▶ _Exercise_:
Write out each record below exactly as it appears, with no pictures.

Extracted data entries
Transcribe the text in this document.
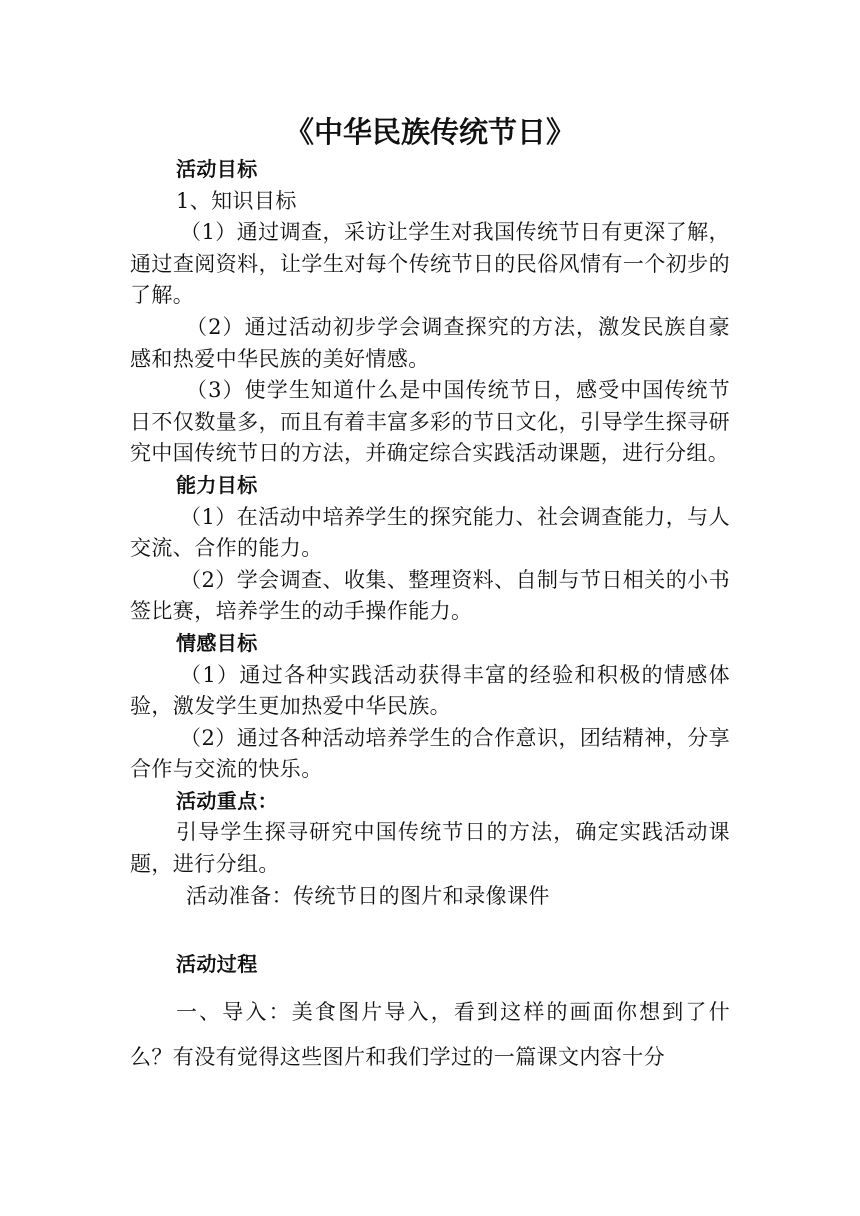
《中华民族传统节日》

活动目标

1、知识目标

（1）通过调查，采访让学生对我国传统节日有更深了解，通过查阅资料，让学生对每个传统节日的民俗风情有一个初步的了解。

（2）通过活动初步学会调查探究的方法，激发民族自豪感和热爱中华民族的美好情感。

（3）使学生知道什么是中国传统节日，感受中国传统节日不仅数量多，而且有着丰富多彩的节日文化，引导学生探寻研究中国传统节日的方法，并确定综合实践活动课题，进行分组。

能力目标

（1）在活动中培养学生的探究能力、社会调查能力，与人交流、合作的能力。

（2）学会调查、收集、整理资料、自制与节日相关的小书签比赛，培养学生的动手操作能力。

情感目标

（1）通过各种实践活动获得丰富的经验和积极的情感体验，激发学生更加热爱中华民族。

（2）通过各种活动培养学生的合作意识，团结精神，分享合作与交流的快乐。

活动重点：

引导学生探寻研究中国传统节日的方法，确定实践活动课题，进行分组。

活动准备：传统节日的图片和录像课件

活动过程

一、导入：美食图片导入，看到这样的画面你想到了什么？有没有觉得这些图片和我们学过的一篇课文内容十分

▶ _Answer in full_:
Transcribe the text in this document.
《中华民族传统节日》

活动目标

1、知识目标

（1）通过调查，采访让学生对我国传统节日有更深了解，通过查阅资料，让学生对每个传统节日的民俗风情有一个初步的了解。

（2）通过活动初步学会调查探究的方法，激发民族自豪感和热爱中华民族的美好情感。

（3）使学生知道什么是中国传统节日，感受中国传统节日不仅数量多，而且有着丰富多彩的节日文化，引导学生探寻研究中国传统节日的方法，并确定综合实践活动课题，进行分组。

能力目标

（1）在活动中培养学生的探究能力、社会调查能力，与人交流、合作的能力。

（2）学会调查、收集、整理资料、自制与节日相关的小书签比赛，培养学生的动手操作能力。

情感目标

（1）通过各种实践活动获得丰富的经验和积极的情感体验，激发学生更加热爱中华民族。

（2）通过各种活动培养学生的合作意识，团结精神，分享合作与交流的快乐。

活动重点：

引导学生探寻研究中国传统节日的方法，确定实践活动课题，进行分组。

活动准备：传统节日的图片和录像课件

活动过程

一、导入：美食图片导入，看到这样的画面你想到了什么？有没有觉得这些图片和我们学过的一篇课文内容十分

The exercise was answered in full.